Goal:
Print the listing that follows, character for character.

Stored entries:

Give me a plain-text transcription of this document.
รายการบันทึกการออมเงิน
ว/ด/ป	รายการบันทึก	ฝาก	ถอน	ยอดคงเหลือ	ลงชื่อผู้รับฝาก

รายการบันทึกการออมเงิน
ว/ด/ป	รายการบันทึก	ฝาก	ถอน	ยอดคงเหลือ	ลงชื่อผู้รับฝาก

Solution below:
Give me a plain-text transcription of this document.
รายการบันทึกการออมเงิน
ว/ด/ป	รายการบันทึก	ฝาก	ถอน	ยอดคงเหลือ	ลงชื่อผู้รับฝาก

รายการบันทึกการออมเงิน
ว/ด/ป	รายการบันทึก	ฝาก	ถอน	ยอดคงเหลือ	ลงชื่อผู้รับฝาก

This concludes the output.